Omit all images. Transcribe the rest of the material below exactly.

→ Given entries
☆ ☆ ☆

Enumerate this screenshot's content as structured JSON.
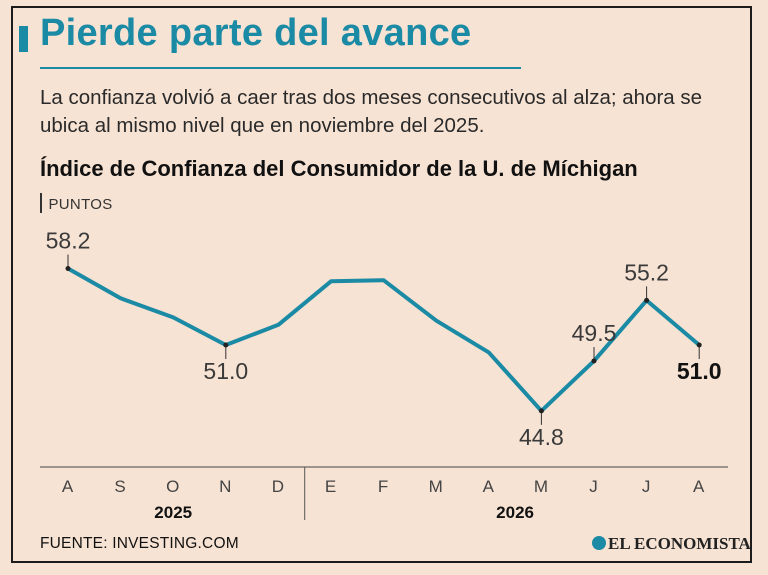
{
  "header": {
    "title": "Pierde parte del avance",
    "subtitle": "La confianza volvió a caer tras dos meses consecutivos al alza; ahora se ubica al mismo nivel que en noviembre del 2025."
  },
  "chart_data": {
    "type": "line",
    "title": "Índice de Confianza del Consumidor de la U. de Míchigan",
    "units": "PUNTOS",
    "categories": [
      "A",
      "S",
      "O",
      "N",
      "D",
      "E",
      "F",
      "M",
      "A",
      "M",
      "J",
      "J",
      "A"
    ],
    "years": [
      {
        "label": "2025",
        "months": [
          "A",
          "S",
          "O",
          "N",
          "D"
        ]
      },
      {
        "label": "2026",
        "months": [
          "E",
          "F",
          "M",
          "A",
          "M",
          "J",
          "J",
          "A"
        ]
      }
    ],
    "series": [
      {
        "values": [
          58.2,
          55.4,
          53.6,
          51.0,
          52.9,
          57.0,
          57.1,
          53.3,
          50.3,
          44.8,
          49.5,
          55.2,
          51.0
        ]
      }
    ],
    "data_labels": [
      {
        "index": 0,
        "text": "58.2",
        "position": "above",
        "bold": false
      },
      {
        "index": 3,
        "text": "51.0",
        "position": "below",
        "bold": false
      },
      {
        "index": 9,
        "text": "44.8",
        "position": "below",
        "bold": false
      },
      {
        "index": 10,
        "text": "49.5",
        "position": "above",
        "bold": false
      },
      {
        "index": 11,
        "text": "55.2",
        "position": "above",
        "bold": false
      },
      {
        "index": 12,
        "text": "51.0",
        "position": "below",
        "bold": true
      }
    ],
    "ylim": [
      43,
      59
    ],
    "grid": false,
    "line_color": "#1b8aa4"
  },
  "footer": {
    "source": "FUENTE: INVESTING.COM",
    "brand": "EL ECONOMISTA"
  }
}
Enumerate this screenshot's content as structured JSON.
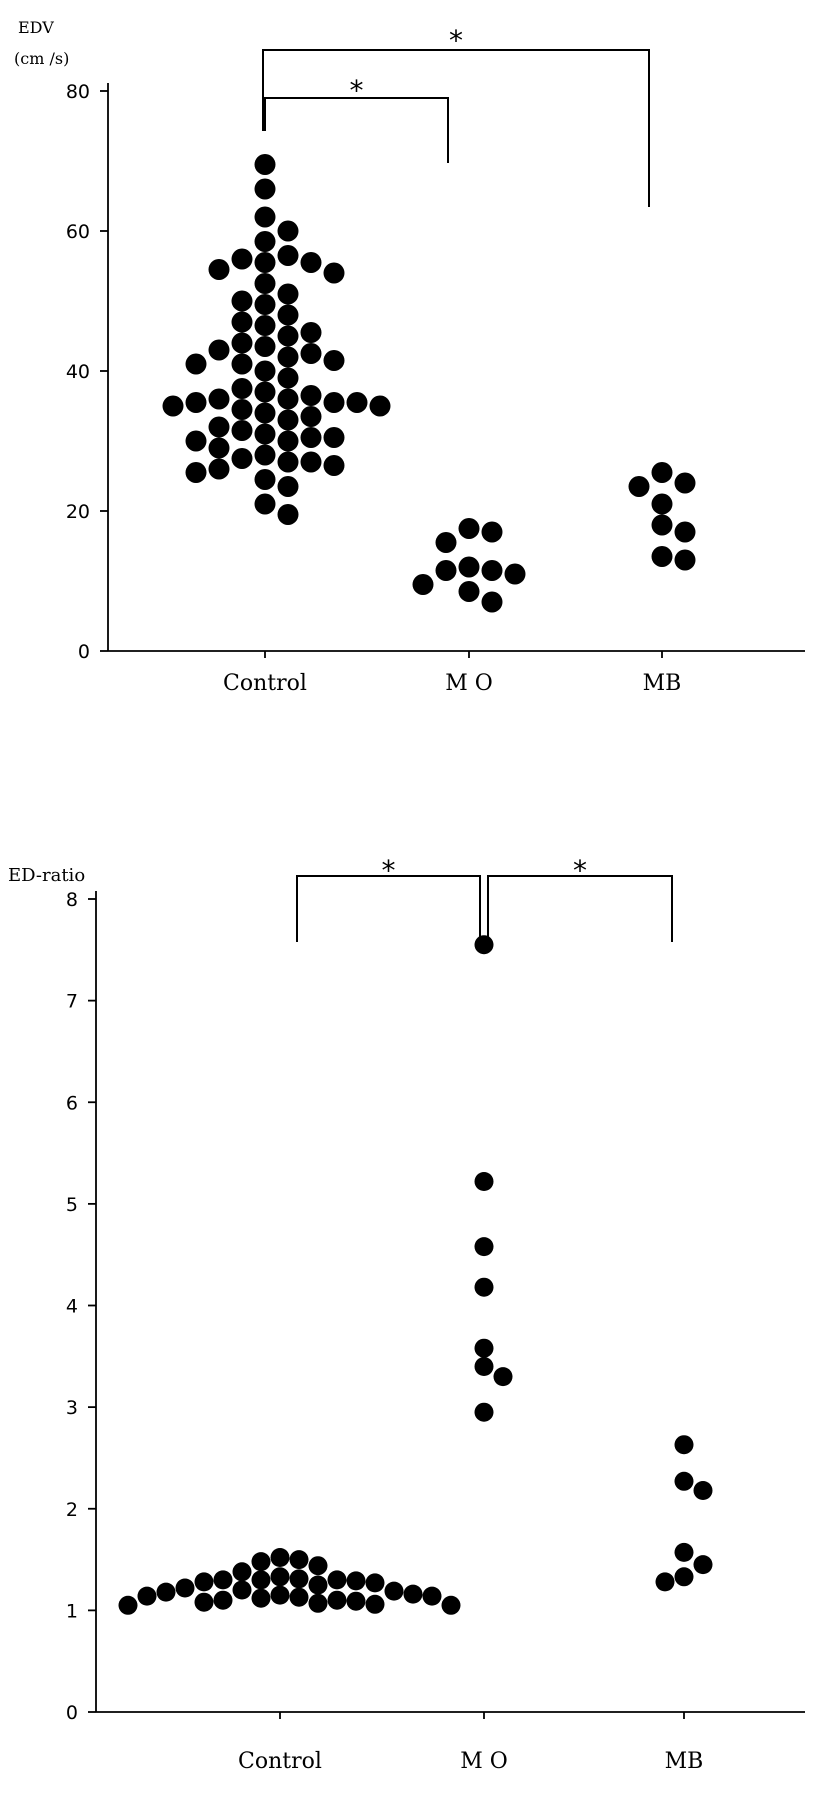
{
  "chart_data": [
    {
      "type": "scatter",
      "ylabel": "EDV",
      "yunit": "(cm /s)",
      "ylim": [
        0,
        80
      ],
      "yticks": [
        0,
        20,
        40,
        60,
        80
      ],
      "categories": [
        "Control",
        "M O",
        "MB"
      ],
      "series": [
        {
          "category": "Control",
          "values": [
            69.5,
            66,
            62,
            60,
            58.5,
            56.5,
            56,
            55.5,
            55.5,
            54,
            54.5,
            52.5,
            51,
            50,
            49.5,
            48,
            47,
            46.5,
            45.5,
            45,
            44,
            43.5,
            43,
            42.5,
            42,
            41.5,
            41,
            41,
            40,
            39,
            37.5,
            37,
            36.5,
            36,
            36,
            35.5,
            35.5,
            35.5,
            35,
            35,
            34.5,
            34,
            33.5,
            33,
            32,
            31.5,
            31,
            30.5,
            30.5,
            30,
            30,
            29,
            28,
            27.5,
            27,
            27,
            26.5,
            26,
            25.5,
            24.5,
            23.5,
            21,
            19.5
          ]
        },
        {
          "category": "M O",
          "values": [
            17.5,
            17,
            15.5,
            12,
            11.5,
            11.5,
            11,
            9.5,
            8.5,
            7
          ]
        },
        {
          "category": "MB",
          "values": [
            25.5,
            24,
            23.5,
            21,
            18,
            17,
            13.5,
            13
          ]
        }
      ],
      "significance": [
        {
          "pair": [
            "Control",
            "M O"
          ],
          "label": "*"
        },
        {
          "pair": [
            "Control",
            "MB"
          ],
          "label": "*"
        }
      ]
    },
    {
      "type": "scatter",
      "ylabel": "ED-ratio",
      "ylim": [
        0,
        8
      ],
      "yticks": [
        0,
        1,
        2,
        3,
        4,
        5,
        6,
        7,
        8
      ],
      "categories": [
        "Control",
        "M O",
        "MB"
      ],
      "series": [
        {
          "category": "Control",
          "values": [
            1.5,
            1.48,
            1.52,
            1.44,
            1.38,
            1.33,
            1.31,
            1.3,
            1.3,
            1.3,
            1.29,
            1.28,
            1.27,
            1.25,
            1.22,
            1.2,
            1.19,
            1.18,
            1.16,
            1.15,
            1.14,
            1.14,
            1.13,
            1.12,
            1.1,
            1.1,
            1.09,
            1.08,
            1.07,
            1.06,
            1.05,
            1.05
          ]
        },
        {
          "category": "M O",
          "values": [
            7.55,
            5.22,
            4.58,
            4.18,
            3.58,
            3.4,
            3.3,
            2.95
          ]
        },
        {
          "category": "MB",
          "values": [
            2.63,
            2.27,
            2.18,
            1.57,
            1.45,
            1.33,
            1.28
          ]
        }
      ],
      "significance": [
        {
          "pair": [
            "Control",
            "M O"
          ],
          "label": "*"
        },
        {
          "pair": [
            "M O",
            "MB"
          ],
          "label": "*"
        }
      ]
    }
  ]
}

☆ ☆ ☆

→ Result for this task
Enumerate this screenshot's content as structured JSON.
{
  "header": {
    "title": "Pierde parte del avance",
    "subtitle": "La confianza volvió a caer tras dos meses consecutivos al alza; ahora se ubica al mismo nivel que en noviembre del 2025."
  },
  "chart_data": {
    "type": "line",
    "title": "Índice de Confianza del Consumidor de la U. de Míchigan",
    "units": "PUNTOS",
    "categories": [
      "A",
      "S",
      "O",
      "N",
      "D",
      "E",
      "F",
      "M",
      "A",
      "M",
      "J",
      "J",
      "A"
    ],
    "years": [
      {
        "label": "2025",
        "months": [
          "A",
          "S",
          "O",
          "N",
          "D"
        ]
      },
      {
        "label": "2026",
        "months": [
          "E",
          "F",
          "M",
          "A",
          "M",
          "J",
          "J",
          "A"
        ]
      }
    ],
    "series": [
      {
        "values": [
          58.2,
          55.4,
          53.6,
          51.0,
          52.9,
          57.0,
          57.1,
          53.3,
          50.3,
          44.8,
          49.5,
          55.2,
          51.0
        ]
      }
    ],
    "data_labels": [
      {
        "index": 0,
        "text": "58.2",
        "position": "above",
        "bold": false
      },
      {
        "index": 3,
        "text": "51.0",
        "position": "below",
        "bold": false
      },
      {
        "index": 9,
        "text": "44.8",
        "position": "below",
        "bold": false
      },
      {
        "index": 10,
        "text": "49.5",
        "position": "above",
        "bold": false
      },
      {
        "index": 11,
        "text": "55.2",
        "position": "above",
        "bold": false
      },
      {
        "index": 12,
        "text": "51.0",
        "position": "below",
        "bold": true
      }
    ],
    "ylim": [
      43,
      59
    ],
    "grid": false,
    "line_color": "#1b8aa4"
  },
  "footer": {
    "source": "FUENTE: INVESTING.COM",
    "brand": "EL ECONOMISTA"
  }
}
Enumerate this screenshot's content as structured JSON.
{
  "chart_data": [
    {
      "type": "scatter",
      "ylabel": "EDV",
      "yunit": "(cm /s)",
      "ylim": [
        0,
        80
      ],
      "yticks": [
        0,
        20,
        40,
        60,
        80
      ],
      "categories": [
        "Control",
        "M O",
        "MB"
      ],
      "series": [
        {
          "category": "Control",
          "values": [
            69.5,
            66,
            62,
            60,
            58.5,
            56.5,
            56,
            55.5,
            55.5,
            54,
            54.5,
            52.5,
            51,
            50,
            49.5,
            48,
            47,
            46.5,
            45.5,
            45,
            44,
            43.5,
            43,
            42.5,
            42,
            41.5,
            41,
            41,
            40,
            39,
            37.5,
            37,
            36.5,
            36,
            36,
            35.5,
            35.5,
            35.5,
            35,
            35,
            34.5,
            34,
            33.5,
            33,
            32,
            31.5,
            31,
            30.5,
            30.5,
            30,
            30,
            29,
            28,
            27.5,
            27,
            27,
            26.5,
            26,
            25.5,
            24.5,
            23.5,
            21,
            19.5
          ]
        },
        {
          "category": "M O",
          "values": [
            17.5,
            17,
            15.5,
            12,
            11.5,
            11.5,
            11,
            9.5,
            8.5,
            7
          ]
        },
        {
          "category": "MB",
          "values": [
            25.5,
            24,
            23.5,
            21,
            18,
            17,
            13.5,
            13
          ]
        }
      ],
      "significance": [
        {
          "pair": [
            "Control",
            "M O"
          ],
          "label": "*"
        },
        {
          "pair": [
            "Control",
            "MB"
          ],
          "label": "*"
        }
      ]
    },
    {
      "type": "scatter",
      "ylabel": "ED-ratio",
      "ylim": [
        0,
        8
      ],
      "yticks": [
        0,
        1,
        2,
        3,
        4,
        5,
        6,
        7,
        8
      ],
      "categories": [
        "Control",
        "M O",
        "MB"
      ],
      "series": [
        {
          "category": "Control",
          "values": [
            1.5,
            1.48,
            1.52,
            1.44,
            1.38,
            1.33,
            1.31,
            1.3,
            1.3,
            1.3,
            1.29,
            1.28,
            1.27,
            1.25,
            1.22,
            1.2,
            1.19,
            1.18,
            1.16,
            1.15,
            1.14,
            1.14,
            1.13,
            1.12,
            1.1,
            1.1,
            1.09,
            1.08,
            1.07,
            1.06,
            1.05,
            1.05
          ]
        },
        {
          "category": "M O",
          "values": [
            7.55,
            5.22,
            4.58,
            4.18,
            3.58,
            3.4,
            3.3,
            2.95
          ]
        },
        {
          "category": "MB",
          "values": [
            2.63,
            2.27,
            2.18,
            1.57,
            1.45,
            1.33,
            1.28
          ]
        }
      ],
      "significance": [
        {
          "pair": [
            "Control",
            "M O"
          ],
          "label": "*"
        },
        {
          "pair": [
            "M O",
            "MB"
          ],
          "label": "*"
        }
      ]
    }
  ]
}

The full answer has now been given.